* Instructions for the task
Lines containing the word "right" need to be counted. Please reply with how many there are, and nothing else.

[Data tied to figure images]
+ + +

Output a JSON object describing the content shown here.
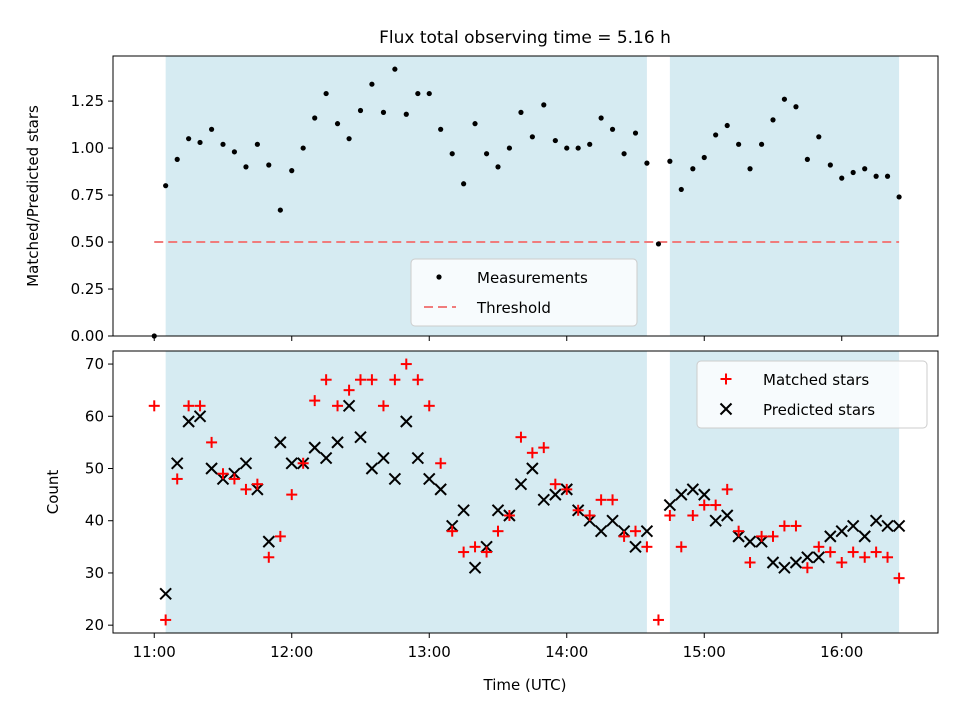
{
  "chart_data": [
    {
      "type": "scatter",
      "title": "Flux total observing time = 5.16 h",
      "xlabel": "",
      "ylabel": "Matched/Predicted stars",
      "xlim_hours": [
        10.7,
        16.7
      ],
      "ylim": [
        0,
        1.49
      ],
      "yticks": [
        0.0,
        0.25,
        0.5,
        0.75,
        1.0,
        1.25
      ],
      "ytick_labels": [
        "0.00",
        "0.25",
        "0.50",
        "0.75",
        "1.00",
        "1.25"
      ],
      "xticks_hours": [
        11,
        12,
        13,
        14,
        15,
        16
      ],
      "x_time_hours": [
        11.0,
        11.083,
        11.167,
        11.25,
        11.333,
        11.417,
        11.5,
        11.583,
        11.667,
        11.75,
        11.833,
        11.917,
        12.0,
        12.083,
        12.167,
        12.25,
        12.333,
        12.417,
        12.5,
        12.583,
        12.667,
        12.75,
        12.833,
        12.917,
        13.0,
        13.083,
        13.167,
        13.25,
        13.333,
        13.417,
        13.5,
        13.583,
        13.667,
        13.75,
        13.833,
        13.917,
        14.0,
        14.083,
        14.167,
        14.25,
        14.333,
        14.417,
        14.5,
        14.583,
        14.667,
        14.75,
        14.833,
        14.917,
        15.0,
        15.083,
        15.167,
        15.25,
        15.333,
        15.417,
        15.5,
        15.583,
        15.667,
        15.75,
        15.833,
        15.917,
        16.0,
        16.083,
        16.167,
        16.25,
        16.333,
        16.417
      ],
      "series": [
        {
          "name": "Measurements",
          "color": "#000000",
          "marker": "dot",
          "values": [
            0.0,
            0.8,
            0.94,
            1.05,
            1.03,
            1.1,
            1.02,
            0.98,
            0.9,
            1.02,
            0.91,
            0.67,
            0.88,
            1.0,
            1.16,
            1.29,
            1.13,
            1.05,
            1.2,
            1.34,
            1.19,
            1.42,
            1.18,
            1.29,
            1.29,
            1.1,
            0.97,
            0.81,
            1.13,
            0.97,
            0.9,
            1.0,
            1.19,
            1.06,
            1.23,
            1.04,
            1.0,
            1.0,
            1.02,
            1.16,
            1.1,
            0.97,
            1.08,
            0.92,
            0.49,
            0.93,
            0.78,
            0.89,
            0.95,
            1.07,
            1.12,
            1.02,
            0.89,
            1.02,
            1.15,
            1.26,
            1.22,
            0.94,
            1.06,
            0.91,
            0.84,
            0.87,
            0.89,
            0.85,
            0.85,
            0.74
          ]
        },
        {
          "name": "Threshold",
          "color": "#f07c7c",
          "style": "dashed",
          "constant": 0.5
        }
      ],
      "shaded_intervals_hours": [
        [
          11.083,
          14.583
        ],
        [
          14.75,
          16.417
        ]
      ],
      "shade_color": "#add8e6",
      "legend": [
        "Measurements",
        "Threshold"
      ],
      "legend_position": "lower-center-right"
    },
    {
      "type": "scatter",
      "title": "",
      "xlabel": "Time (UTC)",
      "ylabel": "Count",
      "xlim_hours": [
        10.7,
        16.7
      ],
      "ylim": [
        18.5,
        72.5
      ],
      "yticks": [
        20,
        30,
        40,
        50,
        60,
        70
      ],
      "ytick_labels": [
        "20",
        "30",
        "40",
        "50",
        "60",
        "70"
      ],
      "xticks_hours": [
        11,
        12,
        13,
        14,
        15,
        16
      ],
      "xtick_labels": [
        "11:00",
        "12:00",
        "13:00",
        "14:00",
        "15:00",
        "16:00"
      ],
      "x_time_hours": [
        11.0,
        11.083,
        11.167,
        11.25,
        11.333,
        11.417,
        11.5,
        11.583,
        11.667,
        11.75,
        11.833,
        11.917,
        12.0,
        12.083,
        12.167,
        12.25,
        12.333,
        12.417,
        12.5,
        12.583,
        12.667,
        12.75,
        12.833,
        12.917,
        13.0,
        13.083,
        13.167,
        13.25,
        13.333,
        13.417,
        13.5,
        13.583,
        13.667,
        13.75,
        13.833,
        13.917,
        14.0,
        14.083,
        14.167,
        14.25,
        14.333,
        14.417,
        14.5,
        14.583,
        14.667,
        14.75,
        14.833,
        14.917,
        15.0,
        15.083,
        15.167,
        15.25,
        15.333,
        15.417,
        15.5,
        15.583,
        15.667,
        15.75,
        15.833,
        15.917,
        16.0,
        16.083,
        16.167,
        16.25,
        16.333,
        16.417
      ],
      "series": [
        {
          "name": "Matched stars",
          "color": "#ff0000",
          "marker": "plus",
          "values": [
            62,
            21,
            48,
            62,
            62,
            55,
            49,
            48,
            46,
            47,
            33,
            37,
            45,
            51,
            63,
            67,
            62,
            65,
            67,
            67,
            62,
            67,
            70,
            67,
            62,
            51,
            38,
            34,
            35,
            34,
            38,
            41,
            56,
            53,
            54,
            47,
            46,
            42,
            41,
            44,
            44,
            37,
            38,
            35,
            21,
            41,
            35,
            41,
            43,
            43,
            46,
            38,
            32,
            37,
            37,
            39,
            39,
            31,
            35,
            34,
            32,
            34,
            33,
            34,
            33,
            29
          ]
        },
        {
          "name": "Predicted stars",
          "color": "#000000",
          "marker": "x",
          "values": [
            null,
            26,
            51,
            59,
            60,
            50,
            48,
            49,
            51,
            46,
            36,
            55,
            51,
            51,
            54,
            52,
            55,
            62,
            56,
            50,
            52,
            48,
            59,
            52,
            48,
            46,
            39,
            42,
            31,
            35,
            42,
            41,
            47,
            50,
            44,
            45,
            46,
            42,
            40,
            38,
            40,
            38,
            35,
            38,
            null,
            43,
            45,
            46,
            45,
            40,
            41,
            37,
            36,
            36,
            32,
            31,
            32,
            33,
            33,
            37,
            38,
            39,
            37,
            40,
            39,
            39
          ]
        }
      ],
      "shaded_intervals_hours": [
        [
          11.083,
          14.583
        ],
        [
          14.75,
          16.417
        ]
      ],
      "shade_color": "#add8e6",
      "legend": [
        "Matched stars",
        "Predicted stars"
      ],
      "legend_position": "upper-right"
    }
  ]
}
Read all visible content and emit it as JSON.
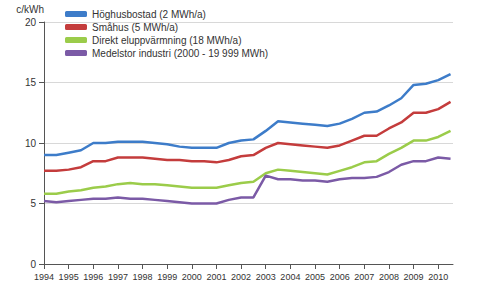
{
  "chart_data": {
    "type": "line",
    "y_label": "c/kWh",
    "x": [
      1994,
      1994.5,
      1995,
      1995.5,
      1996,
      1996.5,
      1997,
      1997.5,
      1998,
      1998.5,
      1999,
      1999.5,
      2000,
      2000.5,
      2001,
      2001.5,
      2002,
      2002.5,
      2003,
      2003.5,
      2004,
      2004.5,
      2005,
      2005.5,
      2006,
      2006.5,
      2007,
      2007.5,
      2008,
      2008.5,
      2009,
      2009.5,
      2010,
      2010.5
    ],
    "series": [
      {
        "name": "Höghusbostad (2 MWh/a)",
        "color": "#3d7cc9",
        "values": [
          9.0,
          9.0,
          9.2,
          9.4,
          10.0,
          10.0,
          10.1,
          10.1,
          10.1,
          10.0,
          9.9,
          9.7,
          9.6,
          9.6,
          9.6,
          10.0,
          10.2,
          10.3,
          11.0,
          11.8,
          11.7,
          11.6,
          11.5,
          11.4,
          11.6,
          12.0,
          12.5,
          12.6,
          13.1,
          13.7,
          14.8,
          14.9,
          15.2,
          15.7
        ]
      },
      {
        "name": "Småhus (5 MWh/a)",
        "color": "#c43c3c",
        "values": [
          7.7,
          7.7,
          7.8,
          8.0,
          8.5,
          8.5,
          8.8,
          8.8,
          8.8,
          8.7,
          8.6,
          8.6,
          8.5,
          8.5,
          8.4,
          8.6,
          8.9,
          9.0,
          9.6,
          10.0,
          9.9,
          9.8,
          9.7,
          9.6,
          9.8,
          10.2,
          10.6,
          10.6,
          11.2,
          11.7,
          12.5,
          12.5,
          12.8,
          13.4
        ]
      },
      {
        "name": "Direkt eluppvärmning (18 MWh/a)",
        "color": "#9bcc4a",
        "values": [
          5.8,
          5.8,
          6.0,
          6.1,
          6.3,
          6.4,
          6.6,
          6.7,
          6.6,
          6.6,
          6.5,
          6.4,
          6.3,
          6.3,
          6.3,
          6.5,
          6.7,
          6.8,
          7.5,
          7.8,
          7.7,
          7.6,
          7.5,
          7.4,
          7.7,
          8.0,
          8.4,
          8.5,
          9.1,
          9.6,
          10.2,
          10.2,
          10.5,
          11.0
        ]
      },
      {
        "name": "Medelstor industri (2000 - 19 999 MWh)",
        "color": "#7b5aa6",
        "values": [
          5.2,
          5.1,
          5.2,
          5.3,
          5.4,
          5.4,
          5.5,
          5.4,
          5.4,
          5.3,
          5.2,
          5.1,
          5.0,
          5.0,
          5.0,
          5.3,
          5.5,
          5.5,
          7.3,
          7.0,
          7.0,
          6.9,
          6.9,
          6.8,
          7.0,
          7.1,
          7.1,
          7.2,
          7.6,
          8.2,
          8.5,
          8.5,
          8.8,
          8.7
        ]
      }
    ],
    "xlim": [
      1994,
      2010.6
    ],
    "xticks": [
      1994,
      1995,
      1996,
      1997,
      1998,
      1999,
      2000,
      2001,
      2002,
      2003,
      2004,
      2005,
      2006,
      2007,
      2008,
      2009,
      2010
    ],
    "ylim": [
      0,
      20
    ],
    "yticks": [
      0,
      5,
      10,
      15,
      20
    ],
    "grid": true,
    "legend": "top-left"
  }
}
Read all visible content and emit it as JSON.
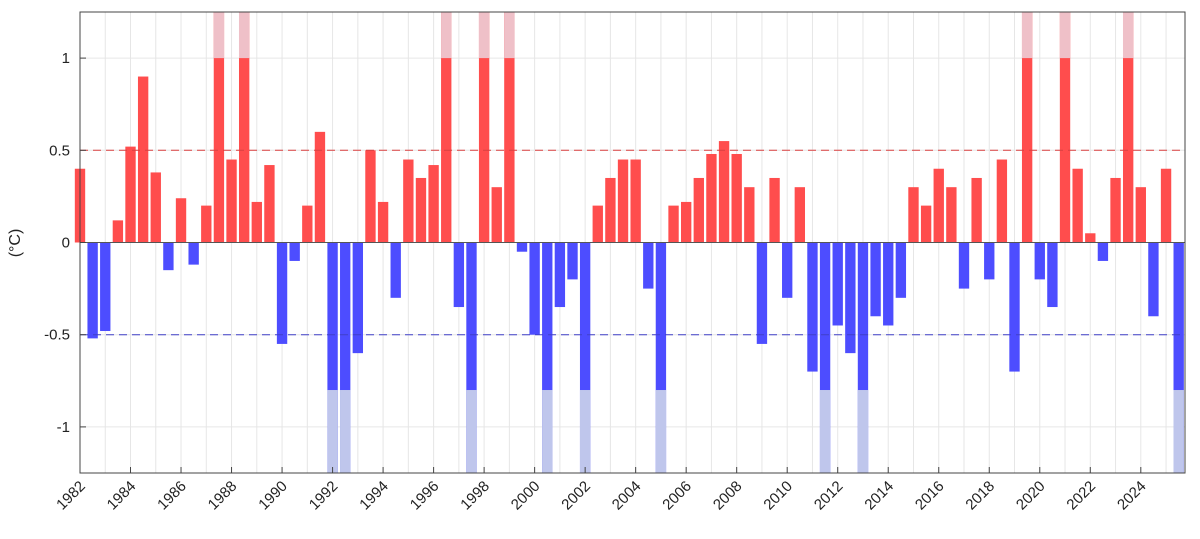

+ + +

* Solution to the exercise
2